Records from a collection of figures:
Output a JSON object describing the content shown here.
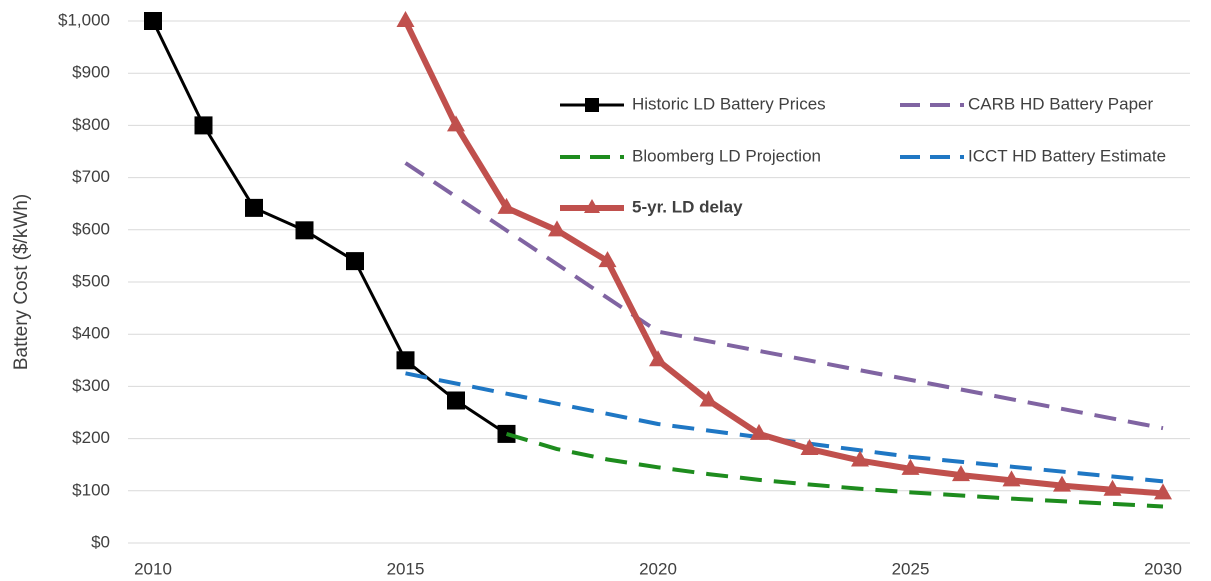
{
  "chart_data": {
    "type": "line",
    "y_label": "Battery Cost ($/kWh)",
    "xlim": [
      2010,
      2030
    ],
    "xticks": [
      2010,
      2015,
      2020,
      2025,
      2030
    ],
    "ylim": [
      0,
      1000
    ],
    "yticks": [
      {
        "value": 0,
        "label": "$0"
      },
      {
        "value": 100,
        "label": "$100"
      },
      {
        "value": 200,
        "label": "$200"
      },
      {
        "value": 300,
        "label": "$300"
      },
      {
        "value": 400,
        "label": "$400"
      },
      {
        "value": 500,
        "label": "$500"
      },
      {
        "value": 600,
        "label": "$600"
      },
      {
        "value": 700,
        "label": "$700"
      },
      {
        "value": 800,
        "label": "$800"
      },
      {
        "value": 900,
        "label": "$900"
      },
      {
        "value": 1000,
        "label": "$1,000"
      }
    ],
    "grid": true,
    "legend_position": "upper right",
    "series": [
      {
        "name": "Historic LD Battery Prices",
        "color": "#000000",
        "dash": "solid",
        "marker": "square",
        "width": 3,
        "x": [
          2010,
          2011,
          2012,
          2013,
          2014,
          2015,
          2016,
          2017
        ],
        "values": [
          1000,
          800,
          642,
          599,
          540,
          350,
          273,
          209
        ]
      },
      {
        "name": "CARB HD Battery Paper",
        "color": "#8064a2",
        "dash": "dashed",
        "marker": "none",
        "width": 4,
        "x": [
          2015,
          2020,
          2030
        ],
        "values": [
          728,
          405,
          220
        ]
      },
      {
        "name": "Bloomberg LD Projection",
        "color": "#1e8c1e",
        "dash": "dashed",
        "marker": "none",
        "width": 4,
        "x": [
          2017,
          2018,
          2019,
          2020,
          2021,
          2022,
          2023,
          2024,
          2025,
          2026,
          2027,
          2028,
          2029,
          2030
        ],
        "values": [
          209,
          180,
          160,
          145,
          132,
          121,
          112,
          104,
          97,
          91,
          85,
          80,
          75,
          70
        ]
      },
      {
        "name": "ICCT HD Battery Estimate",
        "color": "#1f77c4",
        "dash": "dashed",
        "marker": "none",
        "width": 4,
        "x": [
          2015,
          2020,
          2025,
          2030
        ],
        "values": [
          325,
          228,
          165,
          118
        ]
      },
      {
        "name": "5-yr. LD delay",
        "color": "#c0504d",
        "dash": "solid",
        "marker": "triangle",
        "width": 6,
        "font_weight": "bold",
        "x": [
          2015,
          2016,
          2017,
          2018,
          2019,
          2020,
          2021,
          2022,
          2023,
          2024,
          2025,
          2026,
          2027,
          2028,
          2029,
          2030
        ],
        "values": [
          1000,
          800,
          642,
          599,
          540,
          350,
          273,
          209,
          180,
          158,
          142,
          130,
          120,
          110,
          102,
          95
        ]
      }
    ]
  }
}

__What is required__: The listing above needs to be output again exactly. Don't include the pictures.

__Output of the task__:
Output a JSON object describing the content shown here.
{
  "chart_data": {
    "type": "line",
    "y_label": "Battery Cost ($/kWh)",
    "xlim": [
      2010,
      2030
    ],
    "xticks": [
      2010,
      2015,
      2020,
      2025,
      2030
    ],
    "ylim": [
      0,
      1000
    ],
    "yticks": [
      {
        "value": 0,
        "label": "$0"
      },
      {
        "value": 100,
        "label": "$100"
      },
      {
        "value": 200,
        "label": "$200"
      },
      {
        "value": 300,
        "label": "$300"
      },
      {
        "value": 400,
        "label": "$400"
      },
      {
        "value": 500,
        "label": "$500"
      },
      {
        "value": 600,
        "label": "$600"
      },
      {
        "value": 700,
        "label": "$700"
      },
      {
        "value": 800,
        "label": "$800"
      },
      {
        "value": 900,
        "label": "$900"
      },
      {
        "value": 1000,
        "label": "$1,000"
      }
    ],
    "grid": true,
    "legend_position": "upper right",
    "series": [
      {
        "name": "Historic LD Battery Prices",
        "color": "#000000",
        "dash": "solid",
        "marker": "square",
        "width": 3,
        "x": [
          2010,
          2011,
          2012,
          2013,
          2014,
          2015,
          2016,
          2017
        ],
        "values": [
          1000,
          800,
          642,
          599,
          540,
          350,
          273,
          209
        ]
      },
      {
        "name": "CARB HD Battery Paper",
        "color": "#8064a2",
        "dash": "dashed",
        "marker": "none",
        "width": 4,
        "x": [
          2015,
          2020,
          2030
        ],
        "values": [
          728,
          405,
          220
        ]
      },
      {
        "name": "Bloomberg LD Projection",
        "color": "#1e8c1e",
        "dash": "dashed",
        "marker": "none",
        "width": 4,
        "x": [
          2017,
          2018,
          2019,
          2020,
          2021,
          2022,
          2023,
          2024,
          2025,
          2026,
          2027,
          2028,
          2029,
          2030
        ],
        "values": [
          209,
          180,
          160,
          145,
          132,
          121,
          112,
          104,
          97,
          91,
          85,
          80,
          75,
          70
        ]
      },
      {
        "name": "ICCT HD Battery Estimate",
        "color": "#1f77c4",
        "dash": "dashed",
        "marker": "none",
        "width": 4,
        "x": [
          2015,
          2020,
          2025,
          2030
        ],
        "values": [
          325,
          228,
          165,
          118
        ]
      },
      {
        "name": "5-yr. LD delay",
        "color": "#c0504d",
        "dash": "solid",
        "marker": "triangle",
        "width": 6,
        "font_weight": "bold",
        "x": [
          2015,
          2016,
          2017,
          2018,
          2019,
          2020,
          2021,
          2022,
          2023,
          2024,
          2025,
          2026,
          2027,
          2028,
          2029,
          2030
        ],
        "values": [
          1000,
          800,
          642,
          599,
          540,
          350,
          273,
          209,
          180,
          158,
          142,
          130,
          120,
          110,
          102,
          95
        ]
      }
    ]
  }
}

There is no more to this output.